▶ What to produce:
Each line that holds the word "arcsec" should be returned.

# # # #

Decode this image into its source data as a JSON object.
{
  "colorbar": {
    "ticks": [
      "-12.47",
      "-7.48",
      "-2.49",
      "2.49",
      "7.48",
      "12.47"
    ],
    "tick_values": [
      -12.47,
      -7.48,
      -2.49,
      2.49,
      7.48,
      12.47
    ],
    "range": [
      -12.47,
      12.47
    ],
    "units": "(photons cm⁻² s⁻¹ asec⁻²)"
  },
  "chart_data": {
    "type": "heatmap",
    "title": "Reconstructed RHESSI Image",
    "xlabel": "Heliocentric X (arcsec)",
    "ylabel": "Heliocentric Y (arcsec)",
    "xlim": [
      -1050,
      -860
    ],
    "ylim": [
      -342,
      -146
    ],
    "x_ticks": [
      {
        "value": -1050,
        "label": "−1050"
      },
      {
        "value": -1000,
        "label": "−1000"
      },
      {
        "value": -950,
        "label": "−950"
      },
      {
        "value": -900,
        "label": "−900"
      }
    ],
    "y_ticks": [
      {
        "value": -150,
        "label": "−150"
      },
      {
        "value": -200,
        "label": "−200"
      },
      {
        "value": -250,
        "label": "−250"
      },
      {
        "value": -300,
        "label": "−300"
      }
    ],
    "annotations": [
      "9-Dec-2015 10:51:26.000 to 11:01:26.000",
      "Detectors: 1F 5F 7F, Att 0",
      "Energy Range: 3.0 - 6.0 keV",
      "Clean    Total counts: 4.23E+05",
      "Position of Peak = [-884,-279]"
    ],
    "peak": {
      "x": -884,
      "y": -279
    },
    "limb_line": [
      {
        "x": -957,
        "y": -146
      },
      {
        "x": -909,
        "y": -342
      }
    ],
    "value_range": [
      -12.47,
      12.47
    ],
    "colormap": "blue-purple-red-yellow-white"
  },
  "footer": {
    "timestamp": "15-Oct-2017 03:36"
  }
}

# # # #

▶ Response to this exercise:
    "xlabel": "Heliocentric X (arcsec)",
    "ylabel": "Heliocentric Y (arcsec)",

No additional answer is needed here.